- Working data -
====
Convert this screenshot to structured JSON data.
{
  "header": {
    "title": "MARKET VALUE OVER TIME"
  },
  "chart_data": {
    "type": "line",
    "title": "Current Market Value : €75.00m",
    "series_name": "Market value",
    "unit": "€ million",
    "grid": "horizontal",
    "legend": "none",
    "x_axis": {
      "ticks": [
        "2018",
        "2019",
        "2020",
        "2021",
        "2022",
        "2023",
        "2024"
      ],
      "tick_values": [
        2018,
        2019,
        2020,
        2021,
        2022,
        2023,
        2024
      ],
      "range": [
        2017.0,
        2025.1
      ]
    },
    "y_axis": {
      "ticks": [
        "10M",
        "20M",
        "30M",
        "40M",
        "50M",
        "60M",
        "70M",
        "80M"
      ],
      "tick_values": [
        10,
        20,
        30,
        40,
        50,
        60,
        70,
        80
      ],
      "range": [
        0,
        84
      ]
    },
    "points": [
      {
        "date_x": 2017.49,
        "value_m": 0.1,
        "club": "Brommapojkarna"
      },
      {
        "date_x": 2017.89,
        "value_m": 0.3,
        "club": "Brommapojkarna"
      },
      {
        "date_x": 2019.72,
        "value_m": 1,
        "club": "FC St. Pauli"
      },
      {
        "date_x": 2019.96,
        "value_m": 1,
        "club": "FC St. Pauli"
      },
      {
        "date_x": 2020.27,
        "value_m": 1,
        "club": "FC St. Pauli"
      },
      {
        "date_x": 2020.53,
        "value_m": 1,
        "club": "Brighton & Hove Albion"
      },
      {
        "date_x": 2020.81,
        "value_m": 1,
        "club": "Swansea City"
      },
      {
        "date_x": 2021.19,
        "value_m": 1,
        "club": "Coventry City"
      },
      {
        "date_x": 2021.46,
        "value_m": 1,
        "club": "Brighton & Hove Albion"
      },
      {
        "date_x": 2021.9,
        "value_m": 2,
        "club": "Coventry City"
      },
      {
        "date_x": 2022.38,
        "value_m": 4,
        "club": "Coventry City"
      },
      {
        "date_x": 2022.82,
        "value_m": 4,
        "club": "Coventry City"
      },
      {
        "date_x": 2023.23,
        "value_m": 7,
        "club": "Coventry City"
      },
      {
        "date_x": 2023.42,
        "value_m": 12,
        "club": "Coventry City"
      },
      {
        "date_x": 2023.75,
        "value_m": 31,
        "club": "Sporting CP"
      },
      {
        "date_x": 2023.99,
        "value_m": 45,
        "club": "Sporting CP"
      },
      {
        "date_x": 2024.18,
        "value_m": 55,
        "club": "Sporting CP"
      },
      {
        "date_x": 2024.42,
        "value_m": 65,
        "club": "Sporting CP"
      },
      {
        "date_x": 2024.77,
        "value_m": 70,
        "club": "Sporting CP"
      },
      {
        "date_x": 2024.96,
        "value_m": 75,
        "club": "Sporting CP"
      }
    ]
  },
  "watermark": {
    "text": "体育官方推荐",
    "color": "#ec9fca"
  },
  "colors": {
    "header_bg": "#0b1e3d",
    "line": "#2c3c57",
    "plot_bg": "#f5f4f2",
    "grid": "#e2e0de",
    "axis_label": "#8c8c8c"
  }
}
====
Write out every entry above, word for word.

- The reply -
Convert this screenshot to structured JSON data.
{
  "header": {
    "title": "MARKET VALUE OVER TIME"
  },
  "chart_data": {
    "type": "line",
    "title": "Current Market Value : €75.00m",
    "series_name": "Market value",
    "unit": "€ million",
    "grid": "horizontal",
    "legend": "none",
    "x_axis": {
      "ticks": [
        "2018",
        "2019",
        "2020",
        "2021",
        "2022",
        "2023",
        "2024"
      ],
      "tick_values": [
        2018,
        2019,
        2020,
        2021,
        2022,
        2023,
        2024
      ],
      "range": [
        2017.0,
        2025.1
      ]
    },
    "y_axis": {
      "ticks": [
        "10M",
        "20M",
        "30M",
        "40M",
        "50M",
        "60M",
        "70M",
        "80M"
      ],
      "tick_values": [
        10,
        20,
        30,
        40,
        50,
        60,
        70,
        80
      ],
      "range": [
        0,
        84
      ]
    },
    "points": [
      {
        "date_x": 2017.49,
        "value_m": 0.1,
        "club": "Brommapojkarna"
      },
      {
        "date_x": 2017.89,
        "value_m": 0.3,
        "club": "Brommapojkarna"
      },
      {
        "date_x": 2019.72,
        "value_m": 1,
        "club": "FC St. Pauli"
      },
      {
        "date_x": 2019.96,
        "value_m": 1,
        "club": "FC St. Pauli"
      },
      {
        "date_x": 2020.27,
        "value_m": 1,
        "club": "FC St. Pauli"
      },
      {
        "date_x": 2020.53,
        "value_m": 1,
        "club": "Brighton & Hove Albion"
      },
      {
        "date_x": 2020.81,
        "value_m": 1,
        "club": "Swansea City"
      },
      {
        "date_x": 2021.19,
        "value_m": 1,
        "club": "Coventry City"
      },
      {
        "date_x": 2021.46,
        "value_m": 1,
        "club": "Brighton & Hove Albion"
      },
      {
        "date_x": 2021.9,
        "value_m": 2,
        "club": "Coventry City"
      },
      {
        "date_x": 2022.38,
        "value_m": 4,
        "club": "Coventry City"
      },
      {
        "date_x": 2022.82,
        "value_m": 4,
        "club": "Coventry City"
      },
      {
        "date_x": 2023.23,
        "value_m": 7,
        "club": "Coventry City"
      },
      {
        "date_x": 2023.42,
        "value_m": 12,
        "club": "Coventry City"
      },
      {
        "date_x": 2023.75,
        "value_m": 31,
        "club": "Sporting CP"
      },
      {
        "date_x": 2023.99,
        "value_m": 45,
        "club": "Sporting CP"
      },
      {
        "date_x": 2024.18,
        "value_m": 55,
        "club": "Sporting CP"
      },
      {
        "date_x": 2024.42,
        "value_m": 65,
        "club": "Sporting CP"
      },
      {
        "date_x": 2024.77,
        "value_m": 70,
        "club": "Sporting CP"
      },
      {
        "date_x": 2024.96,
        "value_m": 75,
        "club": "Sporting CP"
      }
    ]
  },
  "watermark": {
    "text": "体育官方推荐",
    "color": "#ec9fca"
  },
  "colors": {
    "header_bg": "#0b1e3d",
    "line": "#2c3c57",
    "plot_bg": "#f5f4f2",
    "grid": "#e2e0de",
    "axis_label": "#8c8c8c"
  }
}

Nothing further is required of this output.